BRIEF — Transcribe all of the material exactly.

ENTRIES SUPPLIED —
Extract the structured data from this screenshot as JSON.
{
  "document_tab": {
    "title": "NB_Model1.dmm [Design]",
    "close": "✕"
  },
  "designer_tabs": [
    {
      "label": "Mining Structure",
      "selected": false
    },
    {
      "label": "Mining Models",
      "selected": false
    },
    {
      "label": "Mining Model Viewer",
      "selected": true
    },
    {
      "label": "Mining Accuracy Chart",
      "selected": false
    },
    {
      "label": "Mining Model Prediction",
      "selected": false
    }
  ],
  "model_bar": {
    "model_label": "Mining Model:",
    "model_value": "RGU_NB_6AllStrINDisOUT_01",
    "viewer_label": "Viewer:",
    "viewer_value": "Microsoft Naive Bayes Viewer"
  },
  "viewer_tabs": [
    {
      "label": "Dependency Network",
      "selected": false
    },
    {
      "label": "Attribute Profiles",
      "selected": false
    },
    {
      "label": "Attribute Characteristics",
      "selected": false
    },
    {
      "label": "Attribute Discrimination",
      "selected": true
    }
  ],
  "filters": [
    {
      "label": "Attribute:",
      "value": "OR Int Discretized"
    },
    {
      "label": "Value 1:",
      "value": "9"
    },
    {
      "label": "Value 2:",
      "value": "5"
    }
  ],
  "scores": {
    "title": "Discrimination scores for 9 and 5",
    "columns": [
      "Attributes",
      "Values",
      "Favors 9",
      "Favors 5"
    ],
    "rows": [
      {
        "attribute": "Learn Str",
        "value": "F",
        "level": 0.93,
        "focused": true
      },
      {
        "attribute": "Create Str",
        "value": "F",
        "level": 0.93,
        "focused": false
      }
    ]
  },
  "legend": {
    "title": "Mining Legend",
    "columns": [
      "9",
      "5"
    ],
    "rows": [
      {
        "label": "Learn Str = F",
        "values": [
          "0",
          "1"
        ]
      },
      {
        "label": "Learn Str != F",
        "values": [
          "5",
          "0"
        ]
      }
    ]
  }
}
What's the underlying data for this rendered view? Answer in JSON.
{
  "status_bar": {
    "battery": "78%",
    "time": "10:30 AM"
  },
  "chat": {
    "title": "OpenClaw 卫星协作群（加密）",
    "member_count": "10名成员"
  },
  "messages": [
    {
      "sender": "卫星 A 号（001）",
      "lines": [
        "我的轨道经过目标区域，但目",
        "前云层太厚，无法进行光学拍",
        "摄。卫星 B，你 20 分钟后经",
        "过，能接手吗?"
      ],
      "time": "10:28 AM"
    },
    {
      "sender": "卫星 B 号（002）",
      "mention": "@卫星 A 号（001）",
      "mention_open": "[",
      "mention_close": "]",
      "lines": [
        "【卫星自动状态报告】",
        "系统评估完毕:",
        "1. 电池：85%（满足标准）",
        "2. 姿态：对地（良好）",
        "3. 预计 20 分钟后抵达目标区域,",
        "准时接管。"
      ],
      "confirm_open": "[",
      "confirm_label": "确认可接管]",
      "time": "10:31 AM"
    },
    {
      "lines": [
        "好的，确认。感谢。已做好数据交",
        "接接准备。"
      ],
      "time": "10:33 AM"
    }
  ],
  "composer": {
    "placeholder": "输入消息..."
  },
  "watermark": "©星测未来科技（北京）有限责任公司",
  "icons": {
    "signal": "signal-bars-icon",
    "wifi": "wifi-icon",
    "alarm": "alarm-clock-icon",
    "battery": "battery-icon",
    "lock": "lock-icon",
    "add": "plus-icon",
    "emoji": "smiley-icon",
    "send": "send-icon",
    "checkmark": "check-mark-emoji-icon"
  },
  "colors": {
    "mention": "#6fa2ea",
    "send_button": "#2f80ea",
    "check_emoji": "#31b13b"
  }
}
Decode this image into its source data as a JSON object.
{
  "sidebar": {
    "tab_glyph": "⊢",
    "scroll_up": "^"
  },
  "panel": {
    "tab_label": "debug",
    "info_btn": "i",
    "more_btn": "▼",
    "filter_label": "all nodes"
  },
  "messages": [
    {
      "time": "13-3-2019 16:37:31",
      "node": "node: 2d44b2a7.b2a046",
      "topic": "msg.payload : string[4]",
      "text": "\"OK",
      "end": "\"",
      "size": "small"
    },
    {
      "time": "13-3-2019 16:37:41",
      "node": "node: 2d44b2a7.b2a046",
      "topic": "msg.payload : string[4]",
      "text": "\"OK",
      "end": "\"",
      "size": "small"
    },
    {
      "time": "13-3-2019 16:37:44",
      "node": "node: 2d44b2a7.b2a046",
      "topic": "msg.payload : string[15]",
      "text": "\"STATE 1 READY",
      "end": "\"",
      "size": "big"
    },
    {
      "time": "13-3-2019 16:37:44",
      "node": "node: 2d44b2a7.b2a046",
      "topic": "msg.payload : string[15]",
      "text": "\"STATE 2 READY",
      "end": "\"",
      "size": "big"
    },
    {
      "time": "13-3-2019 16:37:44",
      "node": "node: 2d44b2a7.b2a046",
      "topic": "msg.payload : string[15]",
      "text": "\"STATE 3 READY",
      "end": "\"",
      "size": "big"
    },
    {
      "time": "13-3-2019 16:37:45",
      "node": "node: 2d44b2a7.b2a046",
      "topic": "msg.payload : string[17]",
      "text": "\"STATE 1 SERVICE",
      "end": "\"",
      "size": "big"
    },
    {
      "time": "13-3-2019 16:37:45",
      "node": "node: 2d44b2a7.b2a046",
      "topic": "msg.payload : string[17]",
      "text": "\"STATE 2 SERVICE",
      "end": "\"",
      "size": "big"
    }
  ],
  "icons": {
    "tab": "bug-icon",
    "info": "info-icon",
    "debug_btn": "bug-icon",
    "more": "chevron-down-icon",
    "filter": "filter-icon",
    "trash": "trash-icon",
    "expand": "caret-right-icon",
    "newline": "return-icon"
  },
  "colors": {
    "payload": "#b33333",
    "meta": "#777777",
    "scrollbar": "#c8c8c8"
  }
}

RIGHT ANSWER —
Extract the structured data from this screenshot as JSON.
{
  "document_tab": {
    "title": "NB_Model1.dmm [Design]",
    "close": "✕"
  },
  "designer_tabs": [
    {
      "label": "Mining Structure",
      "selected": false
    },
    {
      "label": "Mining Models",
      "selected": false
    },
    {
      "label": "Mining Model Viewer",
      "selected": true
    },
    {
      "label": "Mining Accuracy Chart",
      "selected": false
    },
    {
      "label": "Mining Model Prediction",
      "selected": false
    }
  ],
  "model_bar": {
    "model_label": "Mining Model:",
    "model_value": "RGU_NB_6AllStrINDisOUT_01",
    "viewer_label": "Viewer:",
    "viewer_value": "Microsoft Naive Bayes Viewer"
  },
  "viewer_tabs": [
    {
      "label": "Dependency Network",
      "selected": false
    },
    {
      "label": "Attribute Profiles",
      "selected": false
    },
    {
      "label": "Attribute Characteristics",
      "selected": false
    },
    {
      "label": "Attribute Discrimination",
      "selected": true
    }
  ],
  "filters": [
    {
      "label": "Attribute:",
      "value": "OR Int Discretized"
    },
    {
      "label": "Value 1:",
      "value": "9"
    },
    {
      "label": "Value 2:",
      "value": "5"
    }
  ],
  "scores": {
    "title": "Discrimination scores for 9 and 5",
    "columns": [
      "Attributes",
      "Values",
      "Favors 9",
      "Favors 5"
    ],
    "rows": [
      {
        "attribute": "Learn Str",
        "value": "F",
        "level": 0.93,
        "focused": true
      },
      {
        "attribute": "Create Str",
        "value": "F",
        "level": 0.93,
        "focused": false
      }
    ]
  },
  "legend": {
    "title": "Mining Legend",
    "columns": [
      "9",
      "5"
    ],
    "rows": [
      {
        "label": "Learn Str = F",
        "values": [
          "0",
          "1"
        ]
      },
      {
        "label": "Learn Str != F",
        "values": [
          "5",
          "0"
        ]
      }
    ]
  }
}
What's the underlying data for this rendered view? Answer in JSON.
{
  "status_bar": {
    "battery": "78%",
    "time": "10:30 AM"
  },
  "chat": {
    "title": "OpenClaw 卫星协作群（加密）",
    "member_count": "10名成员"
  },
  "messages": [
    {
      "sender": "卫星 A 号（001）",
      "lines": [
        "我的轨道经过目标区域，但目",
        "前云层太厚，无法进行光学拍",
        "摄。卫星 B，你 20 分钟后经",
        "过，能接手吗?"
      ],
      "time": "10:28 AM"
    },
    {
      "sender": "卫星 B 号（002）",
      "mention": "@卫星 A 号（001）",
      "mention_open": "[",
      "mention_close": "]",
      "lines": [
        "【卫星自动状态报告】",
        "系统评估完毕:",
        "1. 电池：85%（满足标准）",
        "2. 姿态：对地（良好）",
        "3. 预计 20 分钟后抵达目标区域,",
        "准时接管。"
      ],
      "confirm_open": "[",
      "confirm_label": "确认可接管]",
      "time": "10:31 AM"
    },
    {
      "lines": [
        "好的，确认。感谢。已做好数据交",
        "接接准备。"
      ],
      "time": "10:33 AM"
    }
  ],
  "composer": {
    "placeholder": "输入消息..."
  },
  "watermark": "©星测未来科技（北京）有限责任公司",
  "icons": {
    "signal": "signal-bars-icon",
    "wifi": "wifi-icon",
    "alarm": "alarm-clock-icon",
    "battery": "battery-icon",
    "lock": "lock-icon",
    "add": "plus-icon",
    "emoji": "smiley-icon",
    "send": "send-icon",
    "checkmark": "check-mark-emoji-icon"
  },
  "colors": {
    "mention": "#6fa2ea",
    "send_button": "#2f80ea",
    "check_emoji": "#31b13b"
  }
}
Decode this image into its source data as a JSON object.
{
  "sidebar": {
    "tab_glyph": "⊢",
    "scroll_up": "^"
  },
  "panel": {
    "tab_label": "debug",
    "info_btn": "i",
    "more_btn": "▼",
    "filter_label": "all nodes"
  },
  "messages": [
    {
      "time": "13-3-2019 16:37:31",
      "node": "node: 2d44b2a7.b2a046",
      "topic": "msg.payload : string[4]",
      "text": "\"OK",
      "end": "\"",
      "size": "small"
    },
    {
      "time": "13-3-2019 16:37:41",
      "node": "node: 2d44b2a7.b2a046",
      "topic": "msg.payload : string[4]",
      "text": "\"OK",
      "end": "\"",
      "size": "small"
    },
    {
      "time": "13-3-2019 16:37:44",
      "node": "node: 2d44b2a7.b2a046",
      "topic": "msg.payload : string[15]",
      "text": "\"STATE 1 READY",
      "end": "\"",
      "size": "big"
    },
    {
      "time": "13-3-2019 16:37:44",
      "node": "node: 2d44b2a7.b2a046",
      "topic": "msg.payload : string[15]",
      "text": "\"STATE 2 READY",
      "end": "\"",
      "size": "big"
    },
    {
      "time": "13-3-2019 16:37:44",
      "node": "node: 2d44b2a7.b2a046",
      "topic": "msg.payload : string[15]",
      "text": "\"STATE 3 READY",
      "end": "\"",
      "size": "big"
    },
    {
      "time": "13-3-2019 16:37:45",
      "node": "node: 2d44b2a7.b2a046",
      "topic": "msg.payload : string[17]",
      "text": "\"STATE 1 SERVICE",
      "end": "\"",
      "size": "big"
    },
    {
      "time": "13-3-2019 16:37:45",
      "node": "node: 2d44b2a7.b2a046",
      "topic": "msg.payload : string[17]",
      "text": "\"STATE 2 SERVICE",
      "end": "\"",
      "size": "big"
    }
  ],
  "icons": {
    "tab": "bug-icon",
    "info": "info-icon",
    "debug_btn": "bug-icon",
    "more": "chevron-down-icon",
    "filter": "filter-icon",
    "trash": "trash-icon",
    "expand": "caret-right-icon",
    "newline": "return-icon"
  },
  "colors": {
    "payload": "#b33333",
    "meta": "#777777",
    "scrollbar": "#c8c8c8"
  }
}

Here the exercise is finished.